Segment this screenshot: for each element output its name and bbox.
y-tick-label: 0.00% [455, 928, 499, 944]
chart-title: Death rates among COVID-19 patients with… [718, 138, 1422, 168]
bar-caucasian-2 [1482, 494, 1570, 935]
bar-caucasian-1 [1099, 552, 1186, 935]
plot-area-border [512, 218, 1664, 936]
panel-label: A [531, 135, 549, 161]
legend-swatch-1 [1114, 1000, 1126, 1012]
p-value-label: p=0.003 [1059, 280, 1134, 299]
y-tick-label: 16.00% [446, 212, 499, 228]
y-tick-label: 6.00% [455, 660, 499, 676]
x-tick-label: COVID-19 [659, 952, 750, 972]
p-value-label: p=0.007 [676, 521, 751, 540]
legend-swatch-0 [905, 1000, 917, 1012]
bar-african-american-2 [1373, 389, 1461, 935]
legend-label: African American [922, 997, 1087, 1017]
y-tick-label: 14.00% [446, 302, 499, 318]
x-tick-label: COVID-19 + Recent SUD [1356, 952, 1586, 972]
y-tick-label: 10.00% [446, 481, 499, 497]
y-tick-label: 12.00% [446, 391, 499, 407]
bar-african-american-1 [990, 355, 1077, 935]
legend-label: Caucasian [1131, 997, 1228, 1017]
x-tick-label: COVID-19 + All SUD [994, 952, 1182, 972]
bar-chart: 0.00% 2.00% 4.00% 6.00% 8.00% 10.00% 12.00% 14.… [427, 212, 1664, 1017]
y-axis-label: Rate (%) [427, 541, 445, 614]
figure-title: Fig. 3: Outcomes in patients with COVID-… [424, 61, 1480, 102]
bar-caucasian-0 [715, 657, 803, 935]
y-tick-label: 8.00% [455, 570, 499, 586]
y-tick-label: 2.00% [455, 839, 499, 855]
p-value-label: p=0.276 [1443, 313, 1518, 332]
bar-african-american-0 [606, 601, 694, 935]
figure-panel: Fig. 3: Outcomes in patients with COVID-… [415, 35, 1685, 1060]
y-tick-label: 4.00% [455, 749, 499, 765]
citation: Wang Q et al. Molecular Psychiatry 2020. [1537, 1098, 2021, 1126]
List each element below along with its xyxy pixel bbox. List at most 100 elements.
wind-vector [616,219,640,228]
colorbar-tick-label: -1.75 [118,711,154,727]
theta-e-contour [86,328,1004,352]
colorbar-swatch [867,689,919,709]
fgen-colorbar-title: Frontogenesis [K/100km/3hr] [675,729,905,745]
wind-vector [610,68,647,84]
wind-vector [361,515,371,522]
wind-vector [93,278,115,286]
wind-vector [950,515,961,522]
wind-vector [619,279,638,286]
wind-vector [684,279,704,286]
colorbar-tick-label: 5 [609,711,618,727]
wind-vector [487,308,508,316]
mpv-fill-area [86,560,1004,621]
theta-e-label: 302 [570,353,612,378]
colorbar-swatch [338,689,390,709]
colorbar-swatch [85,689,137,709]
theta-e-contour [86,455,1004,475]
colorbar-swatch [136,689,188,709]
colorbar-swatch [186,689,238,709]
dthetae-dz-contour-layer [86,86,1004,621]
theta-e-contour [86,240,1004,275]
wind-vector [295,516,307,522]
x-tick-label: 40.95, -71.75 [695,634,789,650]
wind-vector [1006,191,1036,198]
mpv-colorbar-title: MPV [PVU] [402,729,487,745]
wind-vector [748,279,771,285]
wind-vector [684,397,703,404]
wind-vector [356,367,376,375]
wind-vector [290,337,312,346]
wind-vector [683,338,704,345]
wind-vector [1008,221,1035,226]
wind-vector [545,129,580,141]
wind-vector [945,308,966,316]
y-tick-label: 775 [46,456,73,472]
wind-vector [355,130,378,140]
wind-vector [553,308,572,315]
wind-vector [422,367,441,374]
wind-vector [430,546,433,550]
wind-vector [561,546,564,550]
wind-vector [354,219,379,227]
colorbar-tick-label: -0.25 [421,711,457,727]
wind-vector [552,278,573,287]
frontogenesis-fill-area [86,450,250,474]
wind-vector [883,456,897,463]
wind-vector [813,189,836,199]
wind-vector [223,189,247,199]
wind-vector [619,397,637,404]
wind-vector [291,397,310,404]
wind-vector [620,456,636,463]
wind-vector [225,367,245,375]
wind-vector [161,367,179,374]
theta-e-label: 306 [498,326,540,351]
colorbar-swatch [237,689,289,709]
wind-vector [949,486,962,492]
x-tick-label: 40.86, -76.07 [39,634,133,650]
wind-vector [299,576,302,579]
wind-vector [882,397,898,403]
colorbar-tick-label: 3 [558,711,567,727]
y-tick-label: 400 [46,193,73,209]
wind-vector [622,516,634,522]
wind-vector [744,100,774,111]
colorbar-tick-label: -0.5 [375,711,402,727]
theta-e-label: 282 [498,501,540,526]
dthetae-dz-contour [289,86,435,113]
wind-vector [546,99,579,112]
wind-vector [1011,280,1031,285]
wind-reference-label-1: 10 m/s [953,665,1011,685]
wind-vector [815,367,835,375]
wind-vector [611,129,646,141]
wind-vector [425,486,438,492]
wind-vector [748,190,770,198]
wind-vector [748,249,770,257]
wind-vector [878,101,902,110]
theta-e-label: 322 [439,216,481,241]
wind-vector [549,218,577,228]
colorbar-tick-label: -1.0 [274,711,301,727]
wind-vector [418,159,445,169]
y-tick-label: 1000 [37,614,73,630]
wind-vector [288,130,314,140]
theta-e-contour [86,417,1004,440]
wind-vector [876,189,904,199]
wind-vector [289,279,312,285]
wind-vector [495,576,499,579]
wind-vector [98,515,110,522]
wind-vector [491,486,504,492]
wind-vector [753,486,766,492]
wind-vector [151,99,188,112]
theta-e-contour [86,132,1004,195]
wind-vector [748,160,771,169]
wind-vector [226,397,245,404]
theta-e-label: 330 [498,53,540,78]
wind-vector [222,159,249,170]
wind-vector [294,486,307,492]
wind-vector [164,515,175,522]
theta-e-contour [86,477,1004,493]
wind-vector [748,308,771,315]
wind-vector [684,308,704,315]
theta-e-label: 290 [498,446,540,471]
****************************************
Goal of the exercise. Extract each entry in full and write it down exactly.

Exercise response.
Segment this screenshot: for each element output its name and bbox.
y-tick-label: 0.00% [455, 928, 499, 944]
chart-title: Death rates among COVID-19 patients with… [718, 138, 1422, 168]
bar-caucasian-2 [1482, 494, 1570, 935]
bar-caucasian-1 [1099, 552, 1186, 935]
plot-area-border [512, 218, 1664, 936]
panel-label: A [531, 135, 549, 161]
legend-swatch-1 [1114, 1000, 1126, 1012]
p-value-label: p=0.003 [1059, 280, 1134, 299]
y-tick-label: 16.00% [446, 212, 499, 228]
y-tick-label: 6.00% [455, 660, 499, 676]
x-tick-label: COVID-19 [659, 952, 750, 972]
p-value-label: p=0.007 [676, 521, 751, 540]
legend-swatch-0 [905, 1000, 917, 1012]
bar-african-american-2 [1373, 389, 1461, 935]
legend-label: African American [922, 997, 1087, 1017]
y-tick-label: 14.00% [446, 302, 499, 318]
x-tick-label: COVID-19 + Recent SUD [1356, 952, 1586, 972]
y-tick-label: 10.00% [446, 481, 499, 497]
y-tick-label: 12.00% [446, 391, 499, 407]
bar-african-american-1 [990, 355, 1077, 935]
legend-label: Caucasian [1131, 997, 1228, 1017]
x-tick-label: COVID-19 + All SUD [994, 952, 1182, 972]
bar-chart: 0.00% 2.00% 4.00% 6.00% 8.00% 10.00% 12.00% 14.… [427, 212, 1664, 1017]
y-axis-label: Rate (%) [427, 541, 445, 614]
figure-title: Fig. 3: Outcomes in patients with COVID-… [424, 61, 1480, 102]
bar-caucasian-0 [715, 657, 803, 935]
y-tick-label: 8.00% [455, 570, 499, 586]
y-tick-label: 2.00% [455, 839, 499, 855]
p-value-label: p=0.276 [1443, 313, 1518, 332]
bar-african-american-0 [606, 601, 694, 935]
figure-panel: Fig. 3: Outcomes in patients with COVID-… [415, 35, 1685, 1060]
y-tick-label: 4.00% [455, 749, 499, 765]
citation: Wang Q et al. Molecular Psychiatry 2020. [1537, 1098, 2021, 1126]
List each element below along with its xyxy pixel bbox. List at most 100 elements.
wind-vector [616,219,640,228]
colorbar-tick-label: -1.75 [118,711,154,727]
theta-e-contour [86,328,1004,352]
colorbar-swatch [867,689,919,709]
fgen-colorbar-title: Frontogenesis [K/100km/3hr] [675,729,905,745]
wind-vector [610,68,647,84]
wind-vector [361,515,371,522]
wind-vector [93,278,115,286]
wind-vector [950,515,961,522]
wind-vector [619,279,638,286]
wind-vector [684,279,704,286]
colorbar-tick-label: 5 [609,711,618,727]
wind-vector [487,308,508,316]
mpv-fill-area [86,560,1004,621]
theta-e-label: 302 [570,353,612,378]
colorbar-swatch [338,689,390,709]
colorbar-swatch [85,689,137,709]
theta-e-contour [86,455,1004,475]
colorbar-swatch [136,689,188,709]
colorbar-swatch [186,689,238,709]
dthetae-dz-contour-layer [86,86,1004,621]
theta-e-contour [86,240,1004,275]
wind-vector [295,516,307,522]
x-tick-label: 40.95, -71.75 [695,634,789,650]
wind-vector [1006,191,1036,198]
mpv-colorbar-title: MPV [PVU] [402,729,487,745]
wind-vector [748,279,771,285]
wind-vector [684,397,703,404]
wind-vector [356,367,376,375]
wind-vector [290,337,312,346]
wind-vector [683,338,704,345]
wind-vector [1008,221,1035,226]
wind-vector [545,129,580,141]
wind-vector [945,308,966,316]
y-tick-label: 775 [46,456,73,472]
wind-vector [355,130,378,140]
wind-vector [553,308,572,315]
wind-vector [422,367,441,374]
wind-vector [430,546,433,550]
wind-vector [561,546,564,550]
wind-vector [354,219,379,227]
colorbar-tick-label: -0.25 [421,711,457,727]
wind-vector [552,278,573,287]
frontogenesis-fill-area [86,450,250,474]
wind-vector [883,456,897,463]
wind-vector [813,189,836,199]
wind-vector [223,189,247,199]
wind-vector [619,397,637,404]
wind-vector [291,397,310,404]
wind-vector [620,456,636,463]
wind-vector [225,367,245,375]
wind-vector [161,367,179,374]
theta-e-label: 306 [498,326,540,351]
colorbar-swatch [237,689,289,709]
wind-vector [949,486,962,492]
x-tick-label: 40.86, -76.07 [39,634,133,650]
wind-vector [299,576,302,579]
wind-vector [882,397,898,403]
colorbar-tick-label: 3 [558,711,567,727]
y-tick-label: 400 [46,193,73,209]
wind-vector [622,516,634,522]
wind-vector [744,100,774,111]
colorbar-tick-label: -0.5 [375,711,402,727]
theta-e-label: 282 [498,501,540,526]
dthetae-dz-contour [289,86,435,113]
wind-vector [546,99,579,112]
wind-vector [1011,280,1031,285]
wind-reference-label-1: 10 m/s [953,665,1011,685]
wind-vector [815,367,835,375]
wind-vector [611,129,646,141]
wind-vector [425,486,438,492]
wind-vector [748,190,770,198]
wind-vector [748,249,770,257]
wind-vector [878,101,902,110]
theta-e-label: 322 [439,216,481,241]
wind-vector [549,218,577,228]
colorbar-tick-label: -1.0 [274,711,301,727]
wind-vector [418,159,445,169]
y-tick-label: 1000 [37,614,73,630]
wind-vector [288,130,314,140]
theta-e-contour [86,417,1004,440]
wind-vector [876,189,904,199]
wind-vector [289,279,312,285]
wind-vector [495,576,499,579]
wind-vector [98,515,110,522]
wind-vector [491,486,504,492]
wind-vector [753,486,766,492]
wind-vector [151,99,188,112]
theta-e-contour [86,132,1004,195]
wind-vector [748,160,771,169]
wind-vector [226,397,245,404]
theta-e-label: 330 [498,53,540,78]
wind-vector [222,159,249,170]
wind-vector [294,486,307,492]
wind-vector [164,515,175,522]
theta-e-contour [86,477,1004,493]
wind-vector [748,308,771,315]
wind-vector [684,308,704,315]
theta-e-label: 290 [498,446,540,471]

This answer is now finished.